- _RECORDS_:
[Begin]

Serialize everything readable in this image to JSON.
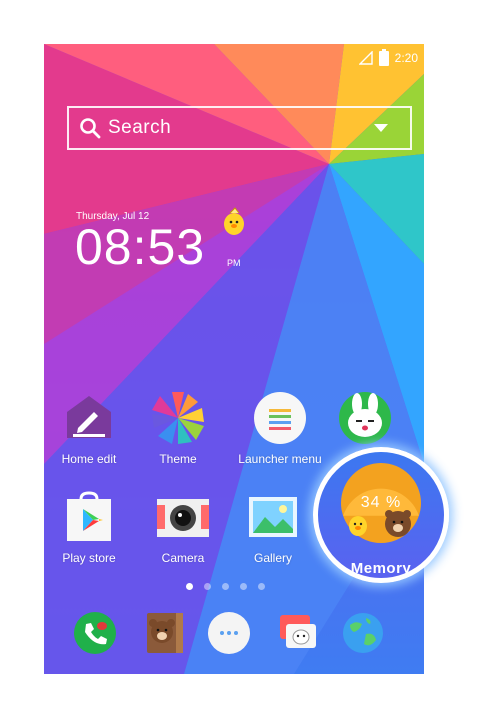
{
  "status_bar": {
    "time": "2:20"
  },
  "search": {
    "placeholder": "Search"
  },
  "clock": {
    "date": "Thursday, Jul 12",
    "time": "08:53",
    "ampm": "PM"
  },
  "apps_row1": [
    {
      "label": "Home edit",
      "icon": "home-edit-icon"
    },
    {
      "label": "Theme",
      "icon": "pinwheel-icon"
    },
    {
      "label": "Launcher menu",
      "icon": "menu-lines-icon"
    },
    {
      "label": "",
      "icon": "cony-bunny-icon"
    }
  ],
  "apps_row2": [
    {
      "label": "Play store",
      "icon": "play-store-icon"
    },
    {
      "label": "Camera",
      "icon": "camera-icon"
    },
    {
      "label": "Gallery",
      "icon": "gallery-icon"
    }
  ],
  "memory": {
    "percent": "34 %",
    "label": "Memory",
    "usage": 0.34,
    "color": "#f3a21f"
  },
  "dock": [
    "phone-icon",
    "brown-bear-book-icon",
    "app-drawer-icon",
    "messages-icon",
    "browser-globe-icon"
  ],
  "page_indicator": {
    "pages": 5,
    "active": 0
  },
  "colors": {
    "wallpaper_base": "#7a3bdc",
    "memory_ring": "#3c78f0"
  }
}
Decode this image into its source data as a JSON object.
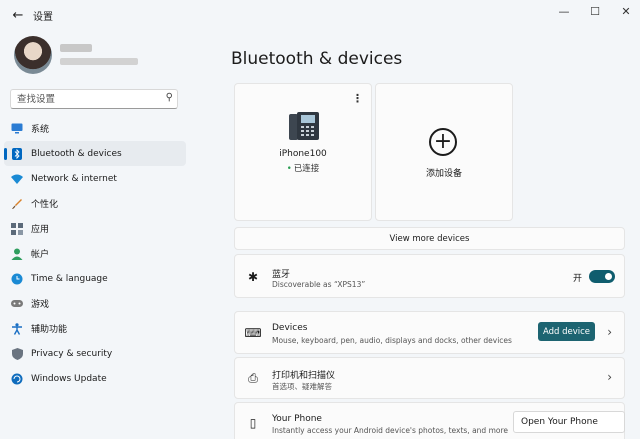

[End]

- _DIRECTIVE_: Show the lines of the records that include the string "label".

- _RESULT OF THIS EXERCISE_:
      "label": "Home edit",
      "label": "Theme",
      "label": "Launcher menu",
      "label": "",
      "label": "Play store",
      "label": "Camera",
      "label": "Gallery",
    "label": "Memory",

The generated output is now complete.